• **WRITTEN REQUEST**
Copy out each line of the material below with no changes.

• **RECORDS**

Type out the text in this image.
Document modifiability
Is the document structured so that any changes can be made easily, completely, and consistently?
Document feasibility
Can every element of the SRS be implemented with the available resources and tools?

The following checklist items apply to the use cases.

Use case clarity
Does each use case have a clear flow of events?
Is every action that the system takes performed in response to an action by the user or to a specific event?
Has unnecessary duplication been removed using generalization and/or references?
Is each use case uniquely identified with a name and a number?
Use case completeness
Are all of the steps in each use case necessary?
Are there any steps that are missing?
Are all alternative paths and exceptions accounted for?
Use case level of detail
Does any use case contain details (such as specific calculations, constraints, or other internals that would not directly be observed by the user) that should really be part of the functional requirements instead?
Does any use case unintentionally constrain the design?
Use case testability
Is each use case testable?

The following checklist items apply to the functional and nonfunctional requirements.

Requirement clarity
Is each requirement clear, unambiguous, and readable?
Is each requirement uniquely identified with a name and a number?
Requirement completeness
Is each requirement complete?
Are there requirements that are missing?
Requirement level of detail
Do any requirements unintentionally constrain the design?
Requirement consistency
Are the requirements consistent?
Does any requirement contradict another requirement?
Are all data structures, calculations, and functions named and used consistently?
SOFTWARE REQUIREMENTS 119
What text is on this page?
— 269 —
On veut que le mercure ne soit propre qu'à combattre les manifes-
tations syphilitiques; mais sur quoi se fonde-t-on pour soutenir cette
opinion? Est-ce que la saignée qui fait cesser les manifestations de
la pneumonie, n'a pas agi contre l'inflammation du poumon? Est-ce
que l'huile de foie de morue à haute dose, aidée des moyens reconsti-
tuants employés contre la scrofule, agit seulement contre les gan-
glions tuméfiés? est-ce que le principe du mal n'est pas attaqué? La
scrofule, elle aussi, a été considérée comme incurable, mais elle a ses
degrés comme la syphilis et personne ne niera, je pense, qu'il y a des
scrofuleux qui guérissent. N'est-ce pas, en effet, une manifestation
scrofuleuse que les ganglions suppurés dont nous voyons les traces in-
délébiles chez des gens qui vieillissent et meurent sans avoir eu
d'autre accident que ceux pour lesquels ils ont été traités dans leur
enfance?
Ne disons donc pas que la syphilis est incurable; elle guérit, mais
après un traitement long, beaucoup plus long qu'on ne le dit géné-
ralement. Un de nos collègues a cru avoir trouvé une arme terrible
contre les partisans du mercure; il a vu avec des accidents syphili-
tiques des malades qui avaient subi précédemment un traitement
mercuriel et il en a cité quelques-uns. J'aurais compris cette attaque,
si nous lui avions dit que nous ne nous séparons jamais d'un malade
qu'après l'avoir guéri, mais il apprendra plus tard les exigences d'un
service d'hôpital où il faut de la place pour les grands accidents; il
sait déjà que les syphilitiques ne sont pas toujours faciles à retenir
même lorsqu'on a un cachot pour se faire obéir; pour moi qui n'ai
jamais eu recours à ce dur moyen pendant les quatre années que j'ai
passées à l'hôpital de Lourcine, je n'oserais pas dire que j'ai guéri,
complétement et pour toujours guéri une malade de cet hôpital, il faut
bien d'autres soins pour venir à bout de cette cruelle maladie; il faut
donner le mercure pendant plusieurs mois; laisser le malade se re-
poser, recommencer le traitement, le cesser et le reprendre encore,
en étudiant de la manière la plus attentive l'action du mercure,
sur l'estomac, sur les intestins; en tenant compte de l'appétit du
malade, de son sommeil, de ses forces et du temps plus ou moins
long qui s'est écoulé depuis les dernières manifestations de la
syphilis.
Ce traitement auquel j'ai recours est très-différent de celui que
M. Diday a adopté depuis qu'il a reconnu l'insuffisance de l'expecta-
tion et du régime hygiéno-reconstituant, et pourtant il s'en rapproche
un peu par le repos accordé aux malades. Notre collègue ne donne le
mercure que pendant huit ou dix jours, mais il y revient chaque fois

• **RESPONSE**
Type out the text in this image.
Document modifiability
Is the document structured so that any changes can be made easily, completely, and consistently?
Document feasibility
Can every element of the SRS be implemented with the available resources and tools?

The following checklist items apply to the use cases.

Use case clarity
Does each use case have a clear flow of events?
Is every action that the system takes performed in response to an action by the user or to a specific event?
Has unnecessary duplication been removed using generalization and/or references?
Is each use case uniquely identified with a name and a number?
Use case completeness
Are all of the steps in each use case necessary?
Are there any steps that are missing?
Are all alternative paths and exceptions accounted for?
Use case level of detail
Does any use case contain details (such as specific calculations, constraints, or other internals that would not directly be observed by the user) that should really be part of the functional requirements instead?
Does any use case unintentionally constrain the design?
Use case testability
Is each use case testable?

The following checklist items apply to the functional and nonfunctional requirements.

Requirement clarity
Is each requirement clear, unambiguous, and readable?
Is each requirement uniquely identified with a name and a number?
Requirement completeness
Is each requirement complete?
Are there requirements that are missing?
Requirement level of detail
Do any requirements unintentionally constrain the design?
Requirement consistency
Are the requirements consistent?
Does any requirement contradict another requirement?
Are all data structures, calculations, and functions named and used consistently?
SOFTWARE REQUIREMENTS 119
What text is on this page?
— 269 —
On veut que le mercure ne soit propre qu'à combattre les manifes-
tations syphilitiques; mais sur quoi se fonde-t-on pour soutenir cette
opinion? Est-ce que la saignée qui fait cesser les manifestations de
la pneumonie, n'a pas agi contre l'inflammation du poumon? Est-ce
que l'huile de foie de morue à haute dose, aidée des moyens reconsti-
tuants employés contre la scrofule, agit seulement contre les gan-
glions tuméfiés? est-ce que le principe du mal n'est pas attaqué? La
scrofule, elle aussi, a été considérée comme incurable, mais elle a ses
degrés comme la syphilis et personne ne niera, je pense, qu'il y a des
scrofuleux qui guérissent. N'est-ce pas, en effet, une manifestation
scrofuleuse que les ganglions suppurés dont nous voyons les traces in-
délébiles chez des gens qui vieillissent et meurent sans avoir eu
d'autre accident que ceux pour lesquels ils ont été traités dans leur
enfance?
Ne disons donc pas que la syphilis est incurable; elle guérit, mais
après un traitement long, beaucoup plus long qu'on ne le dit géné-
ralement. Un de nos collègues a cru avoir trouvé une arme terrible
contre les partisans du mercure; il a vu avec des accidents syphili-
tiques des malades qui avaient subi précédemment un traitement
mercuriel et il en a cité quelques-uns. J'aurais compris cette attaque,
si nous lui avions dit que nous ne nous séparons jamais d'un malade
qu'après l'avoir guéri, mais il apprendra plus tard les exigences d'un
service d'hôpital où il faut de la place pour les grands accidents; il
sait déjà que les syphilitiques ne sont pas toujours faciles à retenir
même lorsqu'on a un cachot pour se faire obéir; pour moi qui n'ai
jamais eu recours à ce dur moyen pendant les quatre années que j'ai
passées à l'hôpital de Lourcine, je n'oserais pas dire que j'ai guéri,
complétement et pour toujours guéri une malade de cet hôpital, il faut
bien d'autres soins pour venir à bout de cette cruelle maladie; il faut
donner le mercure pendant plusieurs mois; laisser le malade se re-
poser, recommencer le traitement, le cesser et le reprendre encore,
en étudiant de la manière la plus attentive l'action du mercure,
sur l'estomac, sur les intestins; en tenant compte de l'appétit du
malade, de son sommeil, de ses forces et du temps plus ou moins
long qui s'est écoulé depuis les dernières manifestations de la
syphilis.
Ce traitement auquel j'ai recours est très-différent de celui que
M. Diday a adopté depuis qu'il a reconnu l'insuffisance de l'expecta-
tion et du régime hygiéno-reconstituant, et pourtant il s'en rapproche
un peu par le repos accordé aux malades. Notre collègue ne donne le
mercure que pendant huit ou dix jours, mais il y revient chaque fois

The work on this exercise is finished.